Work to complete:
Transcribe all of the records word for word, but omit the pictures.

Data to use:
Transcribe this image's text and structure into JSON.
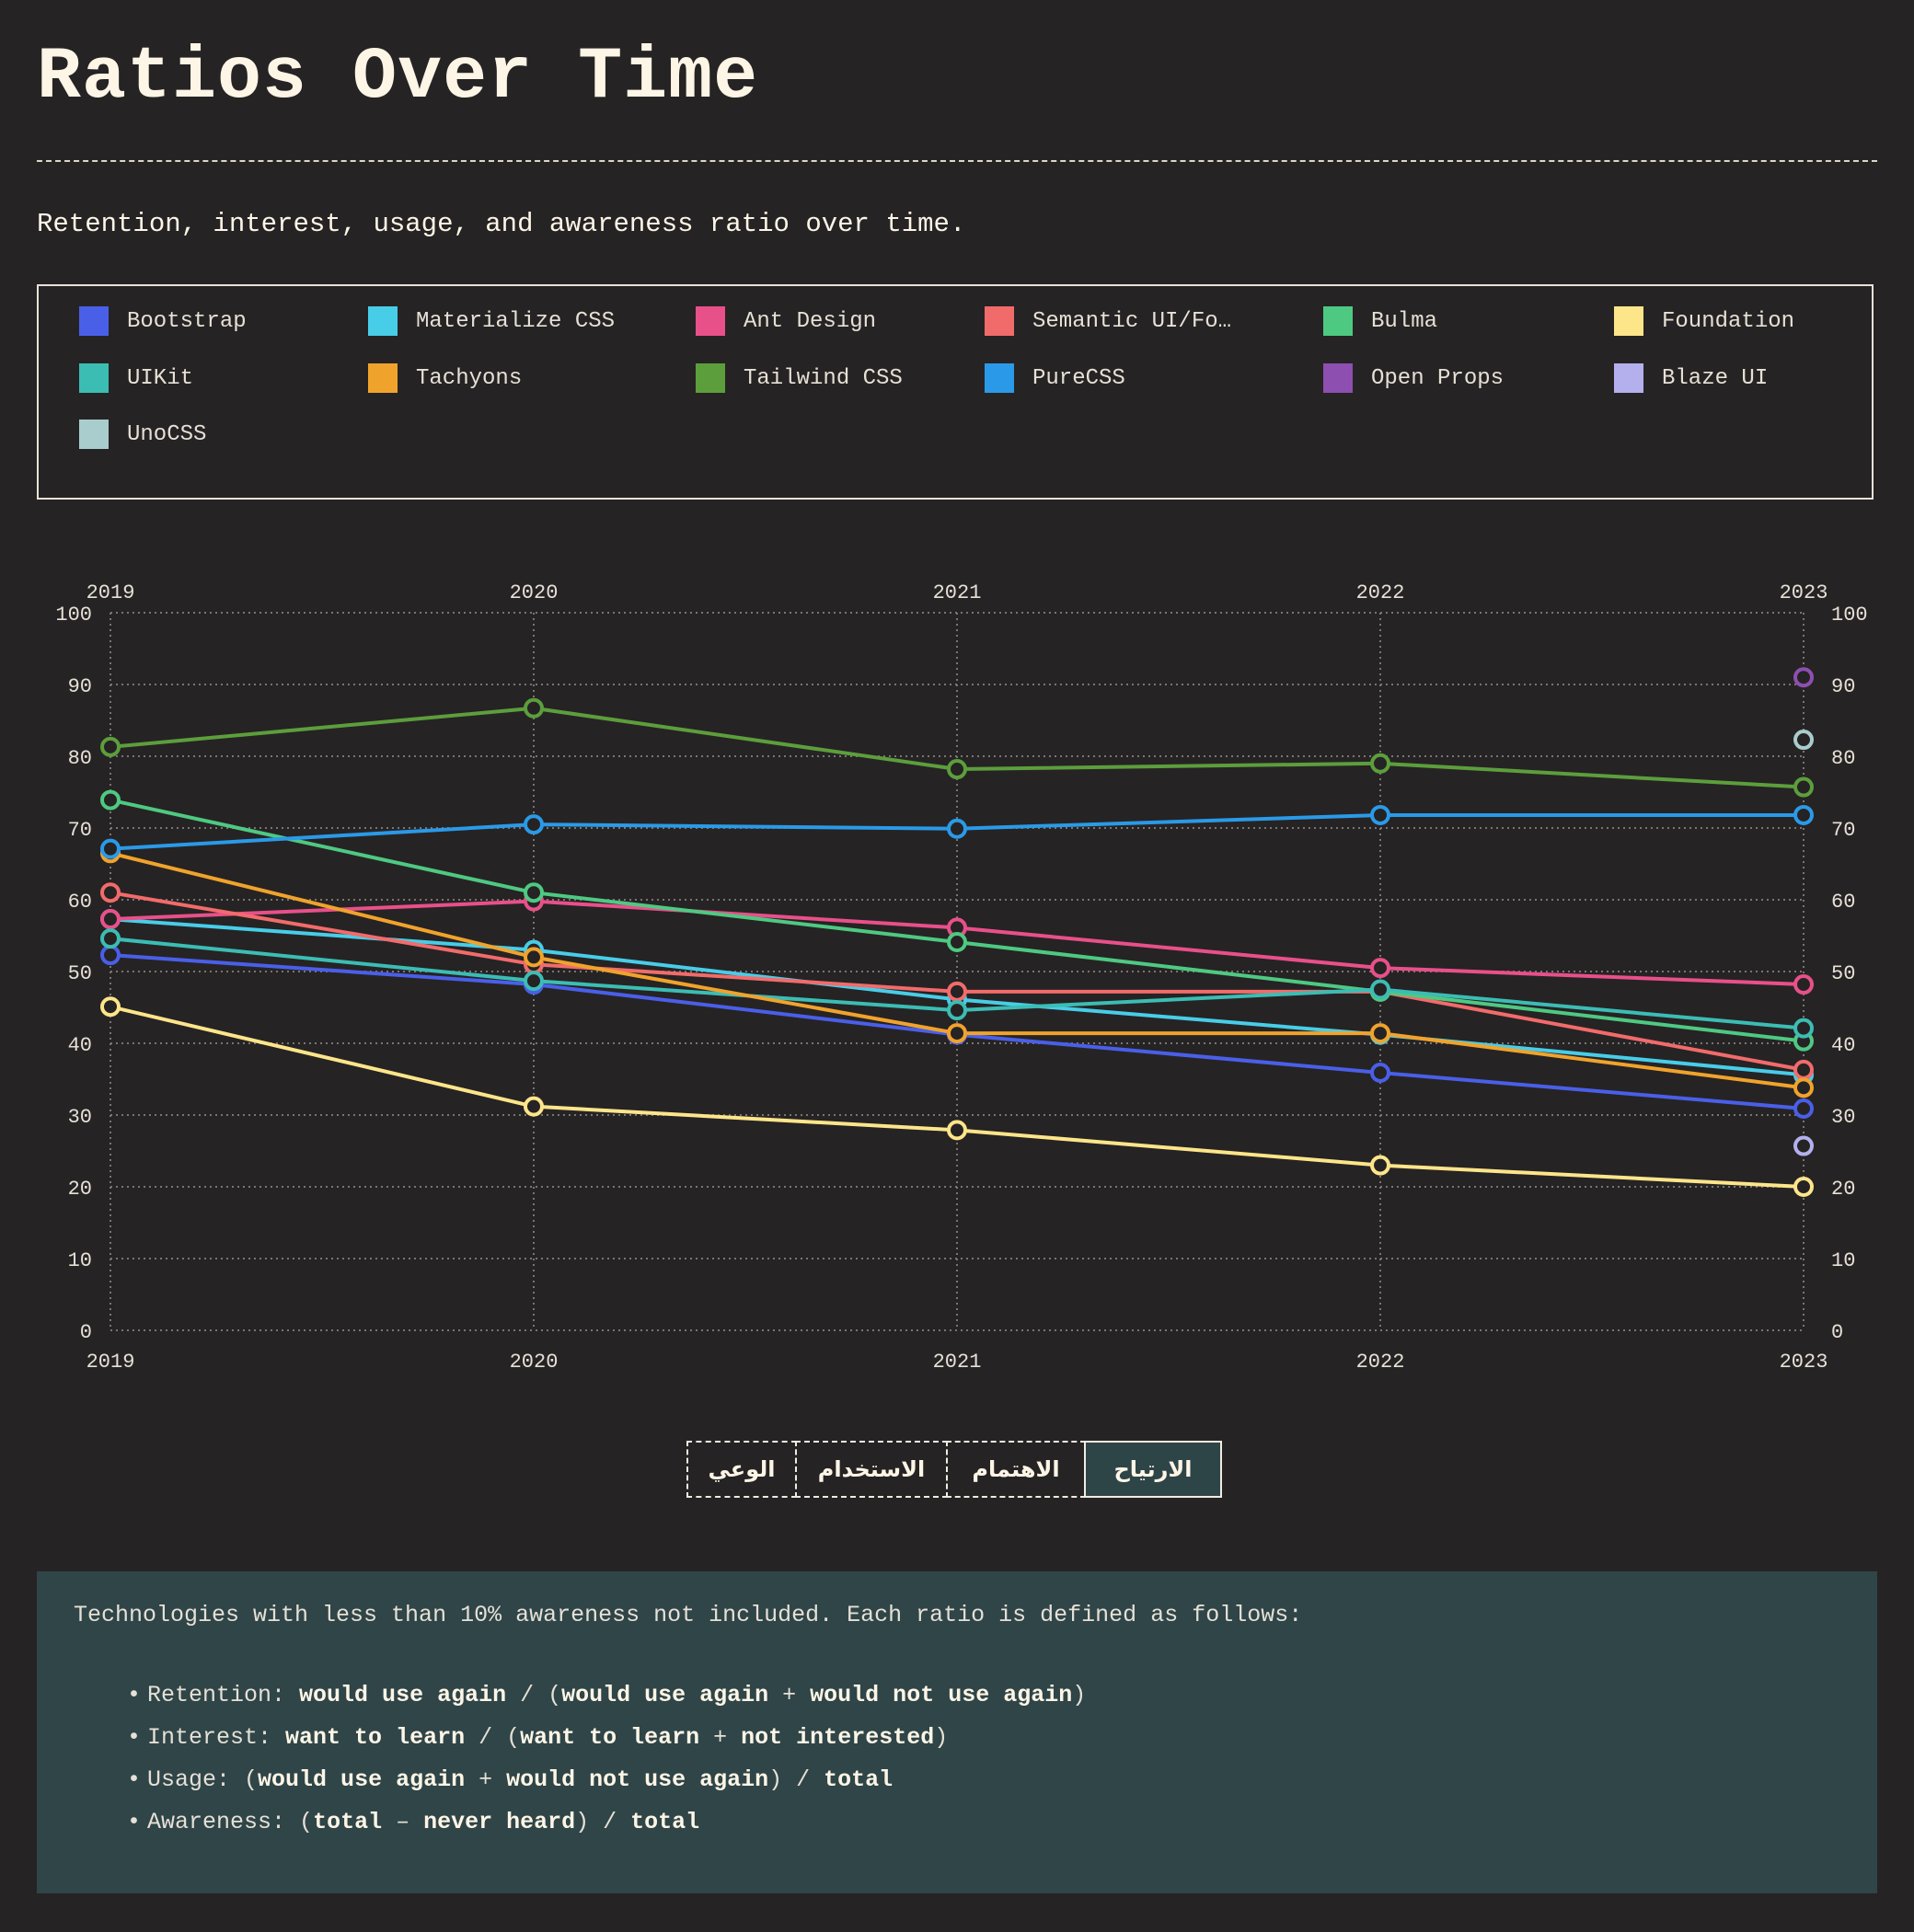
{
  "header": {
    "title": "Ratios Over Time",
    "subtitle": "Retention, interest, usage, and awareness ratio over time."
  },
  "legend": [
    {
      "name": "Bootstrap",
      "color": "#4a5fe8"
    },
    {
      "name": "Materialize CSS",
      "color": "#48cde8"
    },
    {
      "name": "Ant Design",
      "color": "#e8508a"
    },
    {
      "name": "Semantic UI/Fo…",
      "color": "#f26b6b"
    },
    {
      "name": "Bulma",
      "color": "#4ec982"
    },
    {
      "name": "Foundation",
      "color": "#fde58a"
    },
    {
      "name": "UIKit",
      "color": "#3bbdb4"
    },
    {
      "name": "Tachyons",
      "color": "#f0a32c"
    },
    {
      "name": "Tailwind CSS",
      "color": "#5c9e3c"
    },
    {
      "name": "PureCSS",
      "color": "#2a9ae8"
    },
    {
      "name": "Open Props",
      "color": "#8d4fb0"
    },
    {
      "name": "Blaze UI",
      "color": "#b4b0ee"
    },
    {
      "name": "UnoCSS",
      "color": "#a9cccc"
    }
  ],
  "tabs": [
    {
      "label": "الوعي",
      "active": false
    },
    {
      "label": "الاستخدام",
      "active": false
    },
    {
      "label": "الاهتمام",
      "active": false
    },
    {
      "label": "الارتياح",
      "active": true
    }
  ],
  "notes": {
    "intro": "Technologies with less than 10% awareness not included. Each ratio is defined as follows:",
    "items": [
      {
        "label": "Retention:",
        "formula": [
          [
            "b",
            "would use again"
          ],
          [
            "t",
            " / ("
          ],
          [
            "b",
            "would use again"
          ],
          [
            "t",
            " + "
          ],
          [
            "b",
            "would not use again"
          ],
          [
            "t",
            ")"
          ]
        ]
      },
      {
        "label": "Interest:",
        "formula": [
          [
            "b",
            "want to learn"
          ],
          [
            "t",
            " / ("
          ],
          [
            "b",
            "want to learn"
          ],
          [
            "t",
            " + "
          ],
          [
            "b",
            "not interested"
          ],
          [
            "t",
            ")"
          ]
        ]
      },
      {
        "label": "Usage:",
        "formula": [
          [
            "t",
            "("
          ],
          [
            "b",
            "would use again"
          ],
          [
            "t",
            " + "
          ],
          [
            "b",
            "would not use again"
          ],
          [
            "t",
            ") / "
          ],
          [
            "b",
            "total"
          ]
        ]
      },
      {
        "label": "Awareness:",
        "formula": [
          [
            "t",
            "("
          ],
          [
            "b",
            "total"
          ],
          [
            "t",
            " – "
          ],
          [
            "b",
            "never heard"
          ],
          [
            "t",
            ") / "
          ],
          [
            "b",
            "total"
          ]
        ]
      }
    ]
  },
  "chart_data": {
    "type": "line",
    "x": [
      "2019",
      "2020",
      "2021",
      "2022",
      "2023"
    ],
    "ylim": [
      0,
      100
    ],
    "yticks": [
      0,
      10,
      20,
      30,
      40,
      50,
      60,
      70,
      80,
      90,
      100
    ],
    "grid": true,
    "series": [
      {
        "name": "Bootstrap",
        "color": "#4a5fe8",
        "values": [
          52.3,
          48.2,
          41.2,
          35.9,
          30.9
        ]
      },
      {
        "name": "Materialize CSS",
        "color": "#48cde8",
        "values": [
          57.3,
          53.0,
          46.1,
          41.2,
          35.6
        ]
      },
      {
        "name": "Ant Design",
        "color": "#e8508a",
        "values": [
          57.3,
          59.8,
          56.1,
          50.5,
          48.2
        ]
      },
      {
        "name": "Semantic UI/Fo…",
        "color": "#f26b6b",
        "values": [
          61.0,
          51.0,
          47.2,
          47.2,
          36.3
        ]
      },
      {
        "name": "Bulma",
        "color": "#4ec982",
        "values": [
          73.9,
          61.0,
          54.1,
          47.2,
          40.3
        ]
      },
      {
        "name": "Foundation",
        "color": "#fde58a",
        "values": [
          45.1,
          31.2,
          27.9,
          23.0,
          20.0
        ]
      },
      {
        "name": "UIKit",
        "color": "#3bbdb4",
        "values": [
          54.6,
          48.7,
          44.6,
          47.5,
          42.1
        ]
      },
      {
        "name": "Tachyons",
        "color": "#f0a32c",
        "values": [
          66.5,
          52.0,
          41.4,
          41.4,
          33.8
        ]
      },
      {
        "name": "Tailwind CSS",
        "color": "#5c9e3c",
        "values": [
          81.3,
          86.7,
          78.2,
          79.0,
          75.7
        ]
      },
      {
        "name": "PureCSS",
        "color": "#2a9ae8",
        "values": [
          67.1,
          70.5,
          69.9,
          71.8,
          71.8
        ]
      },
      {
        "name": "Open Props",
        "color": "#8d4fb0",
        "values": [
          null,
          null,
          null,
          null,
          91.0
        ]
      },
      {
        "name": "Blaze UI",
        "color": "#b4b0ee",
        "values": [
          null,
          null,
          null,
          null,
          25.7
        ]
      },
      {
        "name": "UnoCSS",
        "color": "#a9cccc",
        "values": [
          null,
          null,
          null,
          null,
          82.3
        ]
      }
    ]
  }
}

The response:
Transcribe this image's text and structure into JSON.
{
  "header": {
    "title": "Ratios Over Time",
    "subtitle": "Retention, interest, usage, and awareness ratio over time."
  },
  "legend": [
    {
      "name": "Bootstrap",
      "color": "#4a5fe8"
    },
    {
      "name": "Materialize CSS",
      "color": "#48cde8"
    },
    {
      "name": "Ant Design",
      "color": "#e8508a"
    },
    {
      "name": "Semantic UI/Fo…",
      "color": "#f26b6b"
    },
    {
      "name": "Bulma",
      "color": "#4ec982"
    },
    {
      "name": "Foundation",
      "color": "#fde58a"
    },
    {
      "name": "UIKit",
      "color": "#3bbdb4"
    },
    {
      "name": "Tachyons",
      "color": "#f0a32c"
    },
    {
      "name": "Tailwind CSS",
      "color": "#5c9e3c"
    },
    {
      "name": "PureCSS",
      "color": "#2a9ae8"
    },
    {
      "name": "Open Props",
      "color": "#8d4fb0"
    },
    {
      "name": "Blaze UI",
      "color": "#b4b0ee"
    },
    {
      "name": "UnoCSS",
      "color": "#a9cccc"
    }
  ],
  "tabs": [
    {
      "label": "الوعي",
      "active": false
    },
    {
      "label": "الاستخدام",
      "active": false
    },
    {
      "label": "الاهتمام",
      "active": false
    },
    {
      "label": "الارتياح",
      "active": true
    }
  ],
  "notes": {
    "intro": "Technologies with less than 10% awareness not included. Each ratio is defined as follows:",
    "items": [
      {
        "label": "Retention:",
        "formula": [
          [
            "b",
            "would use again"
          ],
          [
            "t",
            " / ("
          ],
          [
            "b",
            "would use again"
          ],
          [
            "t",
            " + "
          ],
          [
            "b",
            "would not use again"
          ],
          [
            "t",
            ")"
          ]
        ]
      },
      {
        "label": "Interest:",
        "formula": [
          [
            "b",
            "want to learn"
          ],
          [
            "t",
            " / ("
          ],
          [
            "b",
            "want to learn"
          ],
          [
            "t",
            " + "
          ],
          [
            "b",
            "not interested"
          ],
          [
            "t",
            ")"
          ]
        ]
      },
      {
        "label": "Usage:",
        "formula": [
          [
            "t",
            "("
          ],
          [
            "b",
            "would use again"
          ],
          [
            "t",
            " + "
          ],
          [
            "b",
            "would not use again"
          ],
          [
            "t",
            ") / "
          ],
          [
            "b",
            "total"
          ]
        ]
      },
      {
        "label": "Awareness:",
        "formula": [
          [
            "t",
            "("
          ],
          [
            "b",
            "total"
          ],
          [
            "t",
            " – "
          ],
          [
            "b",
            "never heard"
          ],
          [
            "t",
            ") / "
          ],
          [
            "b",
            "total"
          ]
        ]
      }
    ]
  },
  "chart_data": {
    "type": "line",
    "x": [
      "2019",
      "2020",
      "2021",
      "2022",
      "2023"
    ],
    "ylim": [
      0,
      100
    ],
    "yticks": [
      0,
      10,
      20,
      30,
      40,
      50,
      60,
      70,
      80,
      90,
      100
    ],
    "grid": true,
    "series": [
      {
        "name": "Bootstrap",
        "color": "#4a5fe8",
        "values": [
          52.3,
          48.2,
          41.2,
          35.9,
          30.9
        ]
      },
      {
        "name": "Materialize CSS",
        "color": "#48cde8",
        "values": [
          57.3,
          53.0,
          46.1,
          41.2,
          35.6
        ]
      },
      {
        "name": "Ant Design",
        "color": "#e8508a",
        "values": [
          57.3,
          59.8,
          56.1,
          50.5,
          48.2
        ]
      },
      {
        "name": "Semantic UI/Fo…",
        "color": "#f26b6b",
        "values": [
          61.0,
          51.0,
          47.2,
          47.2,
          36.3
        ]
      },
      {
        "name": "Bulma",
        "color": "#4ec982",
        "values": [
          73.9,
          61.0,
          54.1,
          47.2,
          40.3
        ]
      },
      {
        "name": "Foundation",
        "color": "#fde58a",
        "values": [
          45.1,
          31.2,
          27.9,
          23.0,
          20.0
        ]
      },
      {
        "name": "UIKit",
        "color": "#3bbdb4",
        "values": [
          54.6,
          48.7,
          44.6,
          47.5,
          42.1
        ]
      },
      {
        "name": "Tachyons",
        "color": "#f0a32c",
        "values": [
          66.5,
          52.0,
          41.4,
          41.4,
          33.8
        ]
      },
      {
        "name": "Tailwind CSS",
        "color": "#5c9e3c",
        "values": [
          81.3,
          86.7,
          78.2,
          79.0,
          75.7
        ]
      },
      {
        "name": "PureCSS",
        "color": "#2a9ae8",
        "values": [
          67.1,
          70.5,
          69.9,
          71.8,
          71.8
        ]
      },
      {
        "name": "Open Props",
        "color": "#8d4fb0",
        "values": [
          null,
          null,
          null,
          null,
          91.0
        ]
      },
      {
        "name": "Blaze UI",
        "color": "#b4b0ee",
        "values": [
          null,
          null,
          null,
          null,
          25.7
        ]
      },
      {
        "name": "UnoCSS",
        "color": "#a9cccc",
        "values": [
          null,
          null,
          null,
          null,
          82.3
        ]
      }
    ]
  }
}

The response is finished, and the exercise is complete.